PROBLEM: In the records that follow, locate every line with "Ukupno" and extract it.

Stored data
begin
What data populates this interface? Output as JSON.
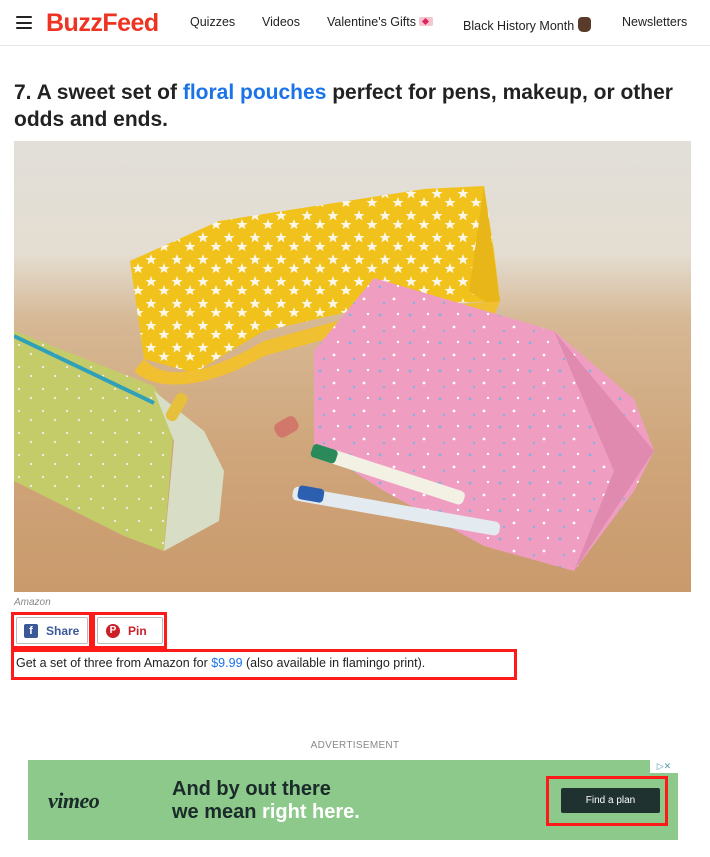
{
  "header": {
    "logo": "BuzzFeed",
    "nav": {
      "quizzes": "Quizzes",
      "videos": "Videos",
      "valentines": "Valentine's Gifts",
      "black_history_month": "Black History Month",
      "newsletters": "Newsletters"
    },
    "icons": {
      "menu": "hamburger-menu-icon",
      "valentines": "love-letter-icon",
      "black_history_month": "raised-fist-icon"
    }
  },
  "article": {
    "title_prefix": "7. A sweet set of ",
    "title_link": "floral pouches",
    "title_suffix": " perfect for pens, makeup, or other odds and ends.",
    "image_credit": "Amazon",
    "share_label": "Share",
    "pin_label": "Pin",
    "desc_prefix": "Get a set of three from Amazon for ",
    "desc_price": "$9.99",
    "desc_suffix": " (also available in flamingo print).",
    "colors": {
      "link": "#1a73e8",
      "logo": "#ee3322",
      "highlight": "#ff1a1a"
    }
  },
  "ad": {
    "label": "ADVERTISEMENT",
    "brand": "vimeo",
    "headline_line1": "And by out there",
    "headline_line2_prefix": "we mean ",
    "headline_line2_highlight": "right here.",
    "cta": "Find a plan",
    "adchoices": "▷✕",
    "colors": {
      "background": "#8dc98a",
      "button": "#203230"
    }
  }
}
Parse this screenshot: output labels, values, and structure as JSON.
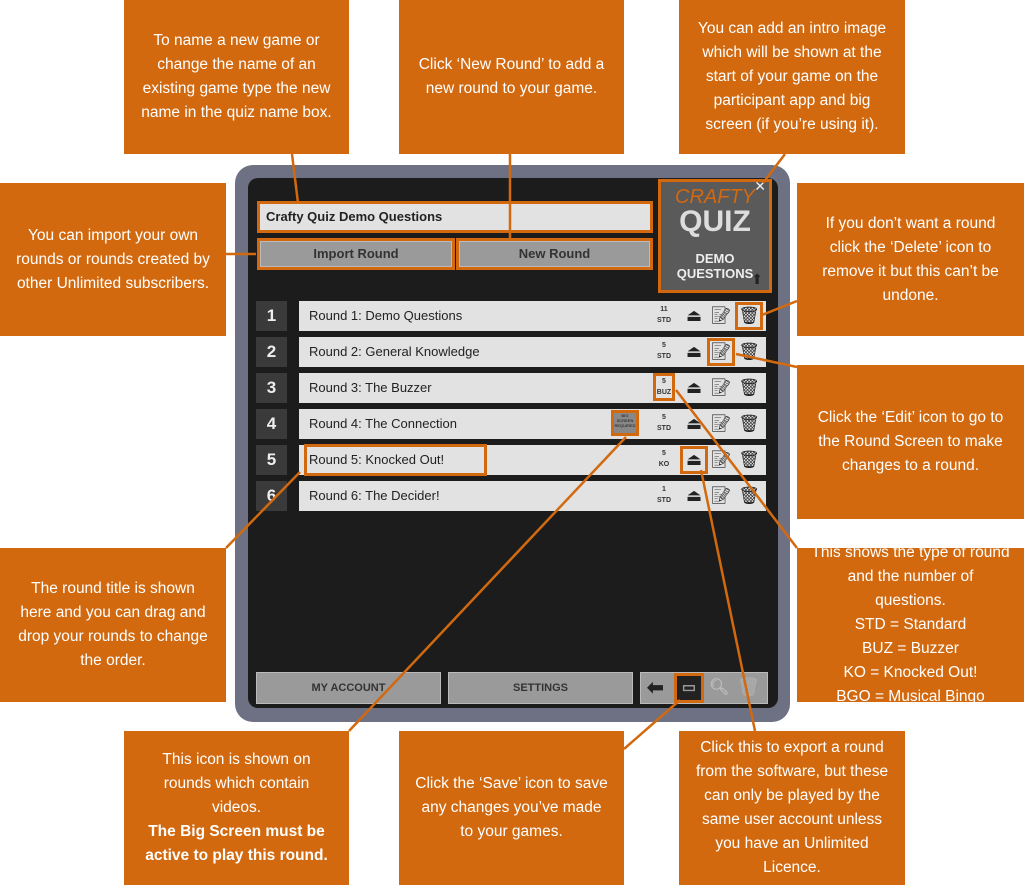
{
  "app": {
    "quiz_name": "Crafty Quiz Demo Questions",
    "import_label": "Import Round",
    "new_label": "New Round",
    "logo": {
      "line1": "CRAFTY",
      "line2": "QUIZ",
      "line3": "DEMO QUESTIONS"
    },
    "rounds": [
      {
        "num": "1",
        "title": "Round 1: Demo Questions",
        "count": "11",
        "type": "STD"
      },
      {
        "num": "2",
        "title": "Round 2: General Knowledge",
        "count": "5",
        "type": "STD"
      },
      {
        "num": "3",
        "title": "Round 3: The Buzzer",
        "count": "5",
        "type": "BUZ"
      },
      {
        "num": "4",
        "title": "Round 4: The Connection",
        "count": "5",
        "type": "STD",
        "video_badge": "BIG SCREEN REQUIRED"
      },
      {
        "num": "5",
        "title": "Round 5: Knocked Out!",
        "count": "5",
        "type": "KO"
      },
      {
        "num": "6",
        "title": "Round 6: The Decider!",
        "count": "1",
        "type": "STD"
      }
    ],
    "footer": {
      "account": "MY ACCOUNT",
      "settings": "SETTINGS"
    }
  },
  "callouts": {
    "name": "To name a new game or change the name of an existing game type the new name in the quiz name box.",
    "new_round": "Click ‘New Round’ to add a new round to your game.",
    "intro": "You can add an intro image which will be shown at the start of your game on the participant app and big screen (if you’re using it).",
    "import": "You can import your own rounds or rounds created by other Unlimited subscribers.",
    "delete": "If you don’t want a round click the ‘Delete’ icon to remove it but this can’t be undone.",
    "edit": "Click the ‘Edit’ icon to go to the Round Screen to make changes to a round.",
    "title": "The round title is shown here and you can drag and drop your rounds to change the order.",
    "types": [
      "This shows the type of round and the number of questions.",
      "STD = Standard",
      "BUZ = Buzzer",
      "KO = Knocked Out!",
      "BGO = Musical Bingo"
    ],
    "video": "This icon is shown on rounds which contain videos.",
    "video_bold": "The Big Screen must be active to play this round.",
    "save": "Click the ‘Save’ icon to save any changes you’ve made to your games.",
    "export": "Click this to export a round from the software, but these can only be played by the same user account unless you have an Unlimited Licence."
  },
  "colors": {
    "accent": "#d2690f",
    "frame": "#6e7183",
    "panel": "#1c1c1c"
  }
}
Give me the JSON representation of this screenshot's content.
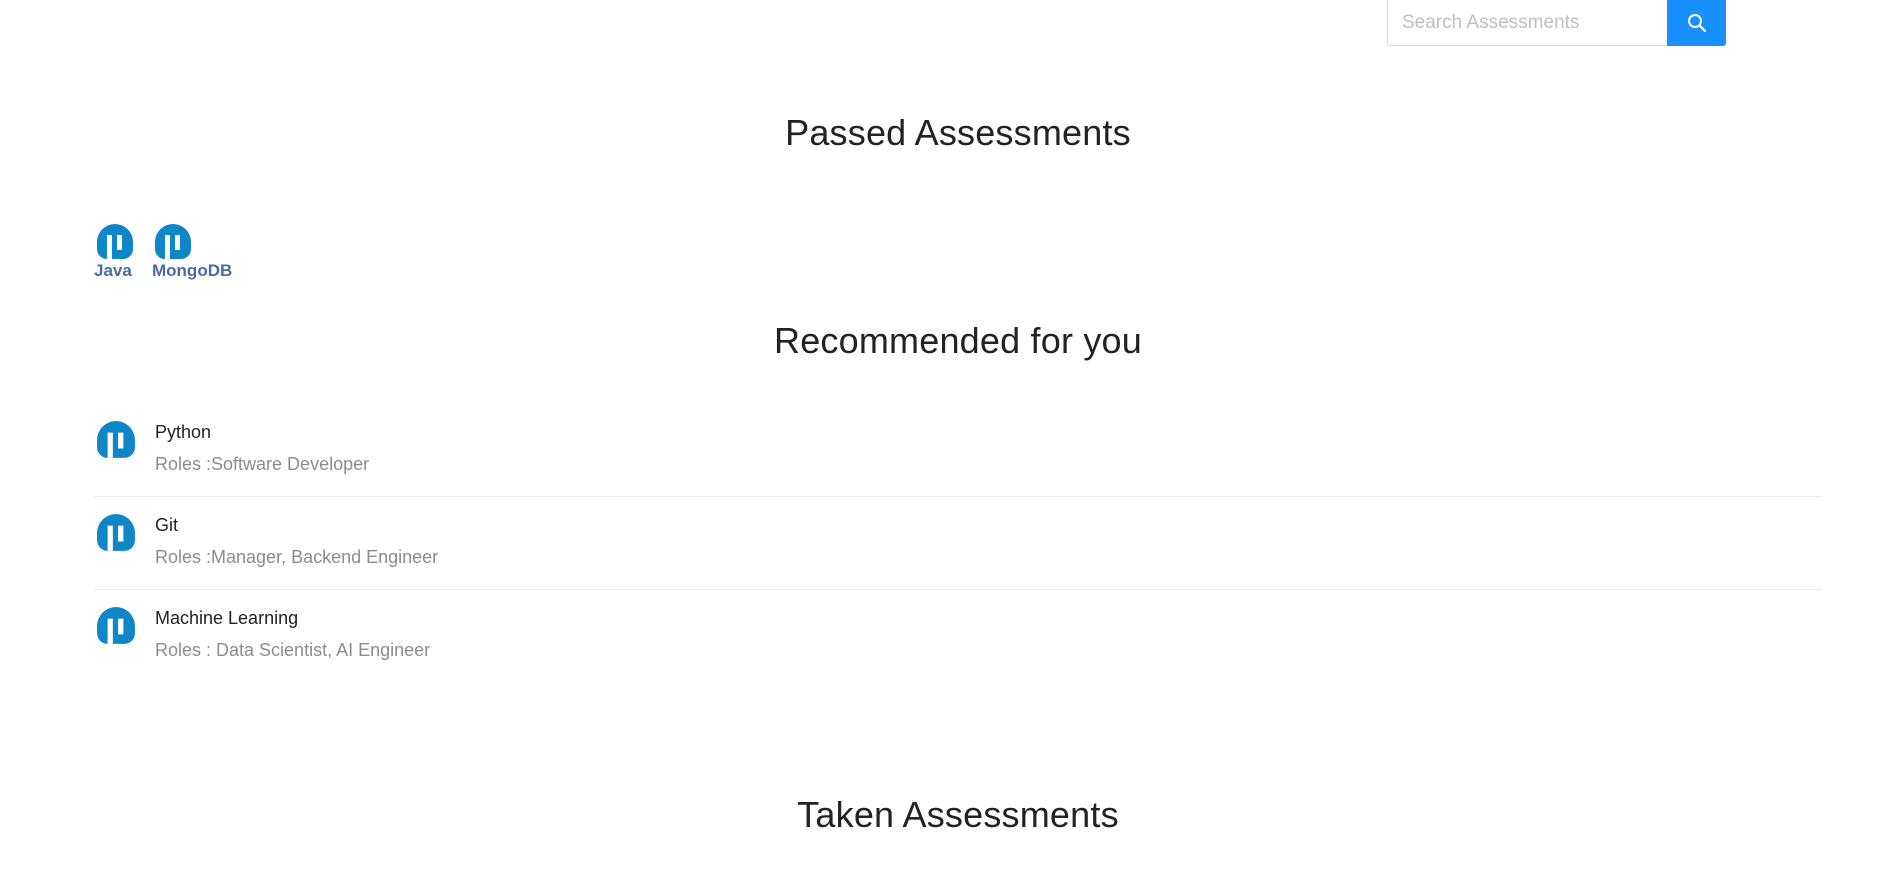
{
  "search": {
    "placeholder": "Search Assessments",
    "value": "",
    "button_icon": "search-icon"
  },
  "passed": {
    "title": "Passed Assessments",
    "items": [
      {
        "label": "Java",
        "icon": "assessment-logo-icon"
      },
      {
        "label": "MongoDB",
        "icon": "assessment-logo-icon"
      }
    ]
  },
  "recommended": {
    "title": "Recommended for you",
    "items": [
      {
        "name": "Python",
        "roles": "Roles :Software Developer",
        "icon": "assessment-logo-icon"
      },
      {
        "name": "Git",
        "roles": "Roles :Manager, Backend Engineer",
        "icon": "assessment-logo-icon"
      },
      {
        "name": "Machine Learning",
        "roles": "Roles : Data Scientist, AI Engineer",
        "icon": "assessment-logo-icon"
      }
    ]
  },
  "taken": {
    "title": "Taken Assessments"
  },
  "colors": {
    "accent": "#1890ff",
    "logo": "#0e86c8",
    "passed_label": "#4a6aa8",
    "roles_text": "#8c8c8c",
    "divider": "#ececec"
  }
}
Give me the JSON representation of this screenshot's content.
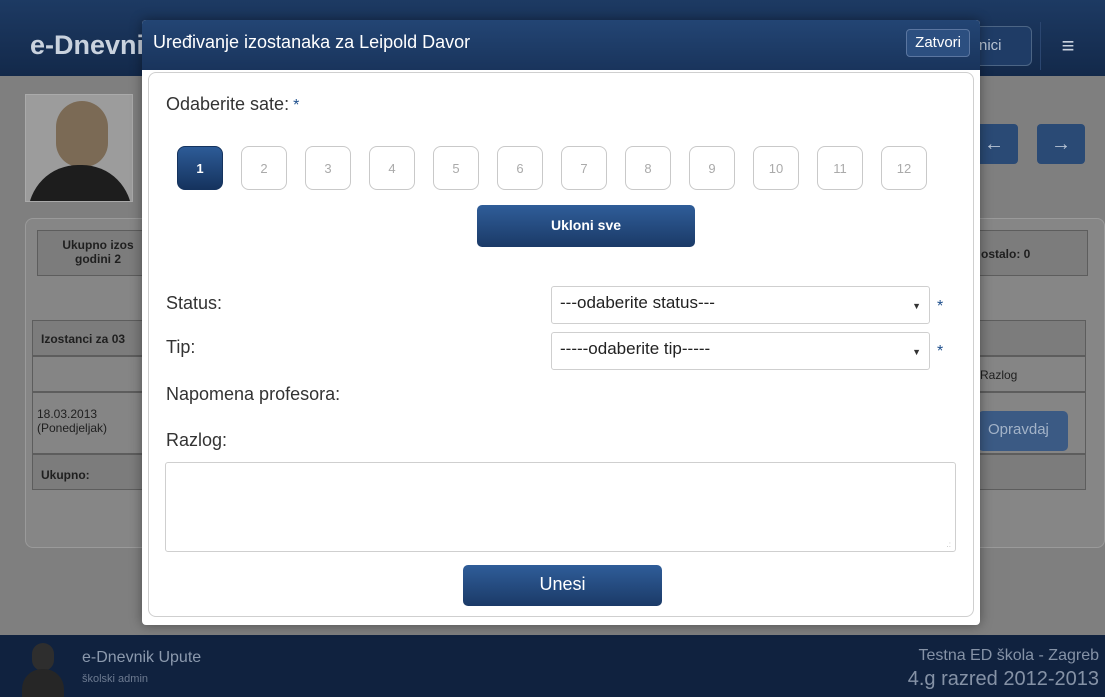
{
  "background": {
    "brand": "e-Dnevni",
    "top_button": "nici",
    "menu_icon": "≡",
    "arrow_left": "←",
    "arrow_right": "→",
    "summary_left": "Ukupno izos\ngodini 2",
    "summary_right": "ostalo: 0",
    "absences_header": "Izostanci za 03",
    "col_reason": "Razlog",
    "row_date": "18.03.2013\n(Ponedjeljak)",
    "total_label": "Ukupno:",
    "justify_button": "Opravdaj"
  },
  "footer": {
    "app_name": "e-Dnevnik Upute",
    "role": "školski admin",
    "school": "Testna ED škola - Zagreb",
    "class_year": "4.g razred 2012-2013"
  },
  "modal": {
    "title": "Uređivanje izostanaka za Leipold Davor",
    "close_label": "Zatvori",
    "hours_label": "Odaberite sate:",
    "required_mark": "*",
    "hours": [
      "1",
      "2",
      "3",
      "4",
      "5",
      "6",
      "7",
      "8",
      "9",
      "10",
      "11",
      "12"
    ],
    "selected_hour": "1",
    "remove_all_label": "Ukloni sve",
    "status_label": "Status:",
    "status_value": "---odaberite status---",
    "type_label": "Tip:",
    "type_value": "-----odaberite tip-----",
    "teacher_note_label": "Napomena profesora:",
    "reason_label": "Razlog:",
    "submit_label": "Unesi"
  }
}
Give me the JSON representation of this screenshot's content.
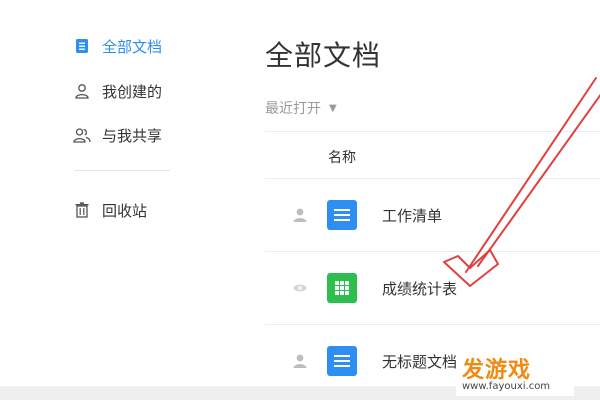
{
  "sidebar": {
    "items": [
      {
        "label": "全部文档",
        "icon": "documents-icon",
        "active": true
      },
      {
        "label": "我创建的",
        "icon": "user-icon",
        "active": false
      },
      {
        "label": "与我共享",
        "icon": "shared-users-icon",
        "active": false
      },
      {
        "label": "回收站",
        "icon": "trash-icon",
        "active": false
      }
    ]
  },
  "main": {
    "title": "全部文档",
    "sort_label": "最近打开",
    "column_name": "名称",
    "files": [
      {
        "name": "工作清单",
        "type": "document",
        "icon": "doc-file-icon",
        "owner_icon": "user-icon"
      },
      {
        "name": "成绩统计表",
        "type": "spreadsheet",
        "icon": "sheet-file-icon",
        "owner_icon": "eye-icon"
      },
      {
        "name": "无标题文档",
        "type": "document",
        "icon": "doc-file-icon",
        "owner_icon": "user-icon"
      }
    ]
  },
  "watermark": {
    "text": "发游戏",
    "url": "www.fayouxi.com"
  },
  "colors": {
    "accent": "#2f8ef4",
    "doc_blue": "#2f8ef4",
    "sheet_green": "#2dbf4e",
    "arrow_red": "#e04040",
    "watermark_orange": "#f08a12"
  }
}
end
PROBLEM SOLUTION:
    "summary_left": "Ukupno izos\ngodini 2",
    "total_label": "Ukupno:",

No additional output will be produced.